> [Exercise requirements]:
Look through the material below. Copy every line with the string "JSON" in it.

>> start Materials provided

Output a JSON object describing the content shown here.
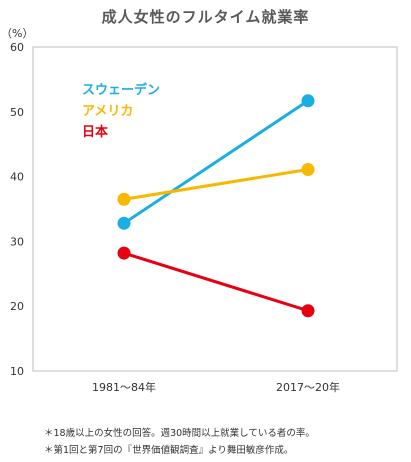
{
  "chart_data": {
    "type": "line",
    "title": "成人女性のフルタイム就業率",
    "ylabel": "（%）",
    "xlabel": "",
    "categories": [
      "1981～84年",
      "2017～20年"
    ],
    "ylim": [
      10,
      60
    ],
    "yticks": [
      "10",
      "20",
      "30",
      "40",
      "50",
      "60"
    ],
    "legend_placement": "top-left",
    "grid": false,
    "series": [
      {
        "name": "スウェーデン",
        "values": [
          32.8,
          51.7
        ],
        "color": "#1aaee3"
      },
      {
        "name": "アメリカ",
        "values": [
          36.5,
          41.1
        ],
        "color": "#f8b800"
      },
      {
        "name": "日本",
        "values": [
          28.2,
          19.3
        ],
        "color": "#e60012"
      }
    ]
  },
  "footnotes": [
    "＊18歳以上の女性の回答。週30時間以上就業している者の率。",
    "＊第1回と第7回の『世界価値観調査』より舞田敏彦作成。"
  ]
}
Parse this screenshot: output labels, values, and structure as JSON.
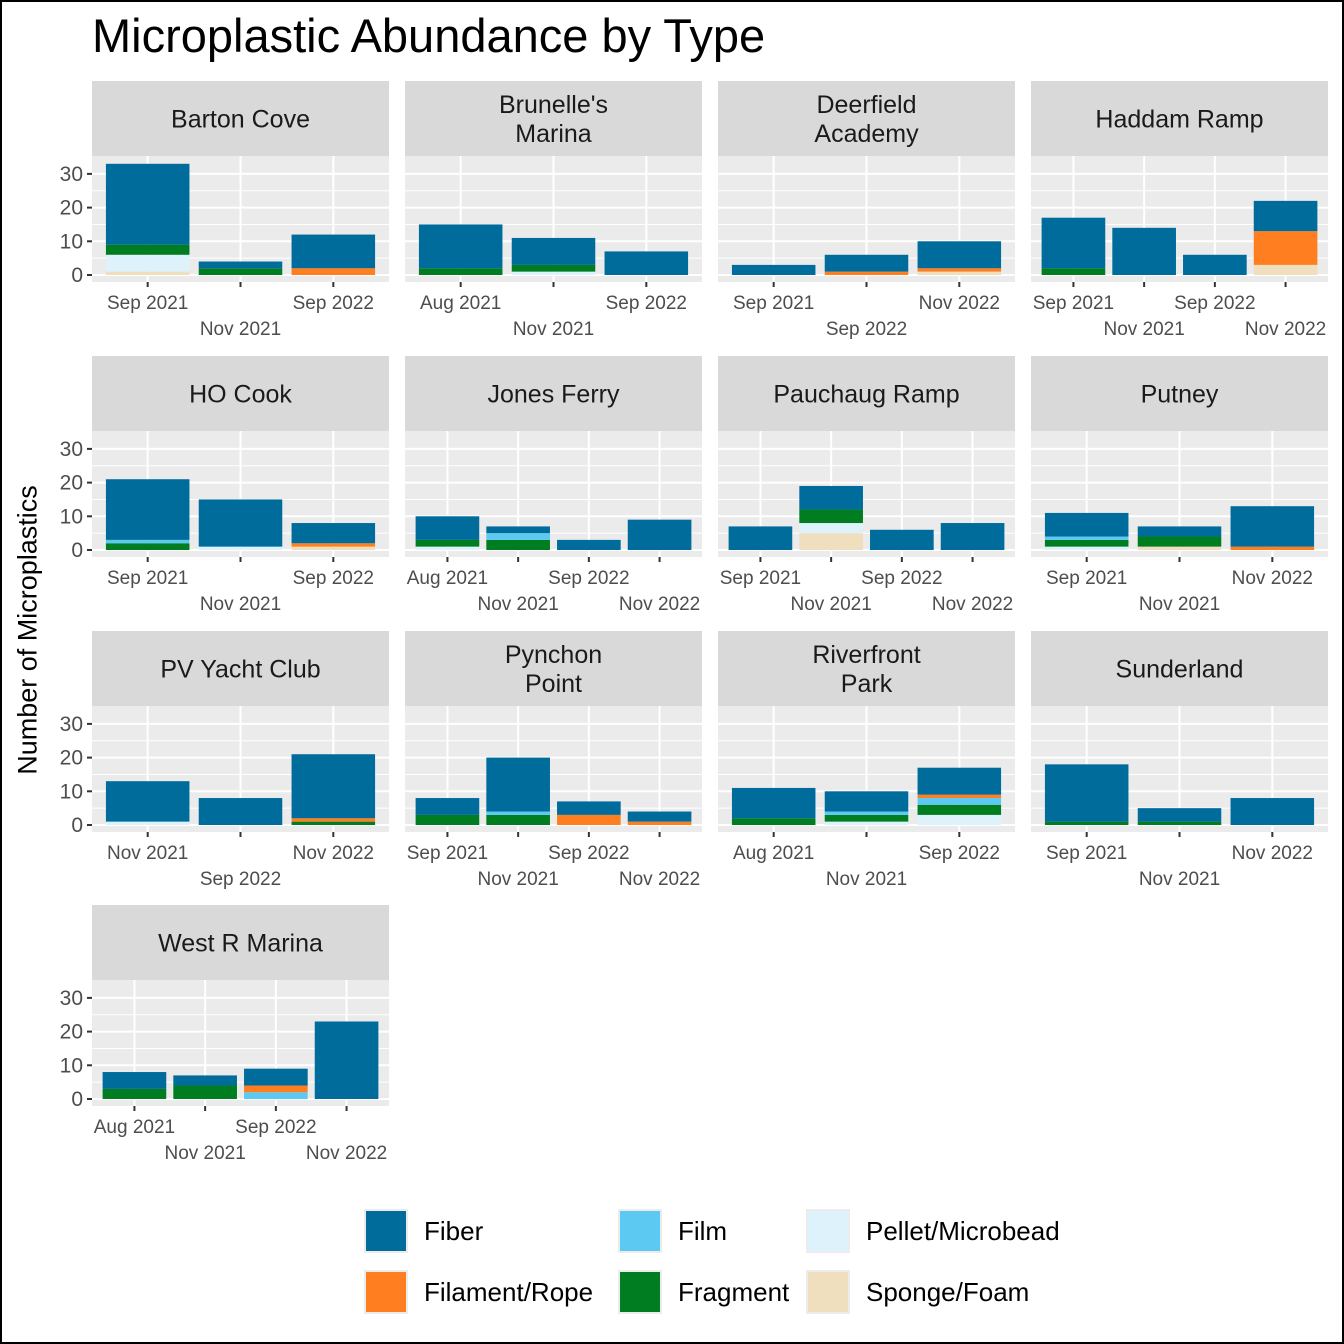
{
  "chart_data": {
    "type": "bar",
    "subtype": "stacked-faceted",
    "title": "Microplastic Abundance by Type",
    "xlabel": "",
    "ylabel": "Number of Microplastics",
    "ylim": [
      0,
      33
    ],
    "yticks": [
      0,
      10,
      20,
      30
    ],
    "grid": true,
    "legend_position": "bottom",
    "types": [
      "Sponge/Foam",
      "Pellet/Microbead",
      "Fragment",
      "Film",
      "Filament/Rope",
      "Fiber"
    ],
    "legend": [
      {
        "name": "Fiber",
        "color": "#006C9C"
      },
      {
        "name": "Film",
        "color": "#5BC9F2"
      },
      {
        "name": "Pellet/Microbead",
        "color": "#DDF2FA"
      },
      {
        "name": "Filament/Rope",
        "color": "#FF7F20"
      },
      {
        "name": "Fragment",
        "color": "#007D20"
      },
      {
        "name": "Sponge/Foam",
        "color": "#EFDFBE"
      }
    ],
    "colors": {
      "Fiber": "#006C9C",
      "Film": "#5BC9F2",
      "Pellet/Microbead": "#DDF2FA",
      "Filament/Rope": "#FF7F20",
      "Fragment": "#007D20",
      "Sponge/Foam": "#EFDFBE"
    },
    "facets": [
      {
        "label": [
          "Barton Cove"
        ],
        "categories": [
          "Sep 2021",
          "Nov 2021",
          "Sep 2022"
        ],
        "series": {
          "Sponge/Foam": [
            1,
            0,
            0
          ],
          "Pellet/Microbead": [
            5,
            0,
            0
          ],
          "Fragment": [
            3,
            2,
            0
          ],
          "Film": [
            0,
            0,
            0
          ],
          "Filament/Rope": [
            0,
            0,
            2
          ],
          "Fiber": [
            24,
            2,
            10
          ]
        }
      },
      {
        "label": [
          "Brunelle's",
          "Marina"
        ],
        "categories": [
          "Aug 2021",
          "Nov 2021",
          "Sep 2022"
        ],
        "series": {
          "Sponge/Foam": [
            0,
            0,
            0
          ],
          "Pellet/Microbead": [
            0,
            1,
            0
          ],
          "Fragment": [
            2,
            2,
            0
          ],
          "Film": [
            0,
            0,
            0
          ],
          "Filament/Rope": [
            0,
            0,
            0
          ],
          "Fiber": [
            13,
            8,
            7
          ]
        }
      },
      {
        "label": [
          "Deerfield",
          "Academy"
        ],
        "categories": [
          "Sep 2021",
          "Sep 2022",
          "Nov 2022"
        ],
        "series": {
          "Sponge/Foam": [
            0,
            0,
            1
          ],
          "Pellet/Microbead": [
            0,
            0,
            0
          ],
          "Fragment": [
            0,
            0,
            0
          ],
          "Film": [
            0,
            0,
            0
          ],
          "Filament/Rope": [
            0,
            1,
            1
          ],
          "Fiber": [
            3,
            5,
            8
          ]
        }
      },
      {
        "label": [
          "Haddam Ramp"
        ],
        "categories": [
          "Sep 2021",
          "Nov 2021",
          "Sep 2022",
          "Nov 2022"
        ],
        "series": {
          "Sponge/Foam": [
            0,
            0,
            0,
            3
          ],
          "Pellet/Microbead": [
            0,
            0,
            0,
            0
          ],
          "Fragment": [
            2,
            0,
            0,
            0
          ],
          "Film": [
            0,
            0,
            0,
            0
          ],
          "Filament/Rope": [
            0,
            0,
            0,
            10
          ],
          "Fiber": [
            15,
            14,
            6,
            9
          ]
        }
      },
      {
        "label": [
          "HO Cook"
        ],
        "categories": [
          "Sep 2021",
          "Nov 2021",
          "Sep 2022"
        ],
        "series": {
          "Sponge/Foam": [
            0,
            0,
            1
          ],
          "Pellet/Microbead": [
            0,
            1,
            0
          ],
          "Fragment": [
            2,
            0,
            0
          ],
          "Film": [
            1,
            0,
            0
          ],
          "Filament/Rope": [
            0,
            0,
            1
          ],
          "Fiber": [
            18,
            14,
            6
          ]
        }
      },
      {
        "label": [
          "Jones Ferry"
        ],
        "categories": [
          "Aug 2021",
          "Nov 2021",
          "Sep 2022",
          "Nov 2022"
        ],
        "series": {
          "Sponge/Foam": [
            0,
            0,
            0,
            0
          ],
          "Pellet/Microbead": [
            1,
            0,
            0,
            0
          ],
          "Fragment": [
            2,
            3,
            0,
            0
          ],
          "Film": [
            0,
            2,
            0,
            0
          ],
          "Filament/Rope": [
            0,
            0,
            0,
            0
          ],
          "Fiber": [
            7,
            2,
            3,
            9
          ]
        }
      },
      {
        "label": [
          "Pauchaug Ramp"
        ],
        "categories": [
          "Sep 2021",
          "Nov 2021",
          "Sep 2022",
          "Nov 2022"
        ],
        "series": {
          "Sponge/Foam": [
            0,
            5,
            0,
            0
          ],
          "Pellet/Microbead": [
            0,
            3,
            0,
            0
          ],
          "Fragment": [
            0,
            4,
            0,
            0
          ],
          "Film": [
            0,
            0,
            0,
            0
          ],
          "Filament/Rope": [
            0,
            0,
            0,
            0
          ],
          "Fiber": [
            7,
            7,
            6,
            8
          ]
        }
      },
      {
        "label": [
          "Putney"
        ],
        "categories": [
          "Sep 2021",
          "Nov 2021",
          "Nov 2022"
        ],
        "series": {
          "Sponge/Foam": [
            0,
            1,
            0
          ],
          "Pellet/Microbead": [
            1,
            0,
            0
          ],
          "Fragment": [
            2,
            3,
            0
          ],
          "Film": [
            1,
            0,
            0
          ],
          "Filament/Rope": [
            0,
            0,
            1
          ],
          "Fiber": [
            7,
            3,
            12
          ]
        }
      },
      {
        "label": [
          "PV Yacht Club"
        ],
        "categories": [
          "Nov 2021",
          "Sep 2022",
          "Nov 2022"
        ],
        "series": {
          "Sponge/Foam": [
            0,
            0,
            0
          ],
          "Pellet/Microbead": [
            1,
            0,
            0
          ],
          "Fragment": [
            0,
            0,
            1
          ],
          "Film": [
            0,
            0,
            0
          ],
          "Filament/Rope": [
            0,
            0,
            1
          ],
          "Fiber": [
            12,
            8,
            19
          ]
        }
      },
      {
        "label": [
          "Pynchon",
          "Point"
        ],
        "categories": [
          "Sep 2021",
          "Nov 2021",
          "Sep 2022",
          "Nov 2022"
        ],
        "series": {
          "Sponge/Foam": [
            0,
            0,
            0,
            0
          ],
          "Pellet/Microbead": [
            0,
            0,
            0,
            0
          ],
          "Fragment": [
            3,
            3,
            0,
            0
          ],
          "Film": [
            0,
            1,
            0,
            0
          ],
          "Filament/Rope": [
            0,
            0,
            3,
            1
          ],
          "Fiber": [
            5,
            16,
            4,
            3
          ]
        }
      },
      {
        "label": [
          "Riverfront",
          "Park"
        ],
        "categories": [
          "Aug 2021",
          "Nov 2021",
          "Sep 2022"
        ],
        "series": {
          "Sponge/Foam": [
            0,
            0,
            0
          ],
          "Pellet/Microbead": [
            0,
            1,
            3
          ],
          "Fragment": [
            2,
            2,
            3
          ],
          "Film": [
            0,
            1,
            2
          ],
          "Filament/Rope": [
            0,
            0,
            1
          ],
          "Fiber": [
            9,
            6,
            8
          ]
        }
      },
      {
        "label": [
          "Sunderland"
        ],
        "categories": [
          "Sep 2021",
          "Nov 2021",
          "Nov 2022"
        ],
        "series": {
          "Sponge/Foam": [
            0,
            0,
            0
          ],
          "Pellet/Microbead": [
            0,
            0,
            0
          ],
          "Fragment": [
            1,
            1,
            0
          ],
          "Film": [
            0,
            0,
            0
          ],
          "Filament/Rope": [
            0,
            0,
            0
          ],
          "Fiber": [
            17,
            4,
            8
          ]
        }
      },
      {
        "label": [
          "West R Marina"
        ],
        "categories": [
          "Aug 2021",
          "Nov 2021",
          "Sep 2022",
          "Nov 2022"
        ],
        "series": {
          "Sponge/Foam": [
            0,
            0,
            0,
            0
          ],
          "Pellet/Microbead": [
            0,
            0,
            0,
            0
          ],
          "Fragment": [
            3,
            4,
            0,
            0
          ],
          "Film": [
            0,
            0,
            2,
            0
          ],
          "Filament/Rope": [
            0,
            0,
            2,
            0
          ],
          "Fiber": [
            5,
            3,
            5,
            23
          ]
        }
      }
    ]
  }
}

>> end Materials provided
>> start Materials provided

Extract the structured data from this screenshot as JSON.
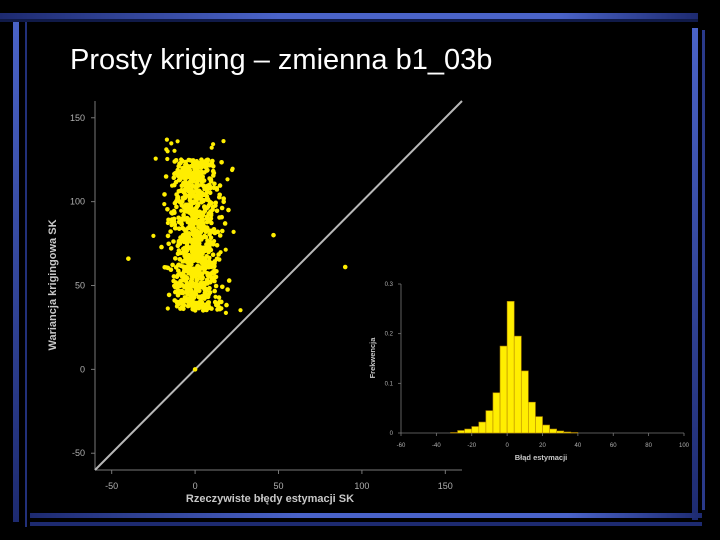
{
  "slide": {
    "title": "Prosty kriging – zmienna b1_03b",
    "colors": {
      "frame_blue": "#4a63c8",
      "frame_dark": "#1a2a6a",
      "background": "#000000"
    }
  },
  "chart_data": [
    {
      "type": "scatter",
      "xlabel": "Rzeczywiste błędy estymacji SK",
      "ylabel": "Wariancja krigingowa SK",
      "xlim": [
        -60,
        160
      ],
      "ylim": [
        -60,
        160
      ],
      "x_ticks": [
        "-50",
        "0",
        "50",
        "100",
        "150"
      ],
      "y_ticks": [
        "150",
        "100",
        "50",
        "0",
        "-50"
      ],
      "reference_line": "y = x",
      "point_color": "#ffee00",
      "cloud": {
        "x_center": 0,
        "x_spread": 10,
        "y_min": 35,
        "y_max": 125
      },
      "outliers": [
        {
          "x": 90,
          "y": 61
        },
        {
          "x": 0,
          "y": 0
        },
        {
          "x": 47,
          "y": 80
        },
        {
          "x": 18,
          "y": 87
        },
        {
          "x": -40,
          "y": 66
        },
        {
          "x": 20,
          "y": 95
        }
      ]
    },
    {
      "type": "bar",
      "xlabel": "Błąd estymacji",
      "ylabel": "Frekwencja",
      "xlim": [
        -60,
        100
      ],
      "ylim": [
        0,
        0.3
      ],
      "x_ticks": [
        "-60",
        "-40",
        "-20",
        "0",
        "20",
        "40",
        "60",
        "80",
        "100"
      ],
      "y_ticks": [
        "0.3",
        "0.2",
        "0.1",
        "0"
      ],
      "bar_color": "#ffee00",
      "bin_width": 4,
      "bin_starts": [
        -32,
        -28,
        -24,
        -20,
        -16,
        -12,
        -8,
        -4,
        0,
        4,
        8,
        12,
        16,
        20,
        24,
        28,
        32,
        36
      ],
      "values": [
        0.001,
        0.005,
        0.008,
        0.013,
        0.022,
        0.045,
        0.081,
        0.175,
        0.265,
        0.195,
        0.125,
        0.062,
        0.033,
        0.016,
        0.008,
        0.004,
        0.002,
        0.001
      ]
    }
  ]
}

>> end Materials provided

> [Solution to this task]:
Output a JSON object describing the content shown here.
Parse this screenshot: output labels, values, and structure as JSON.
Extract the structured data from this screenshot as JSON.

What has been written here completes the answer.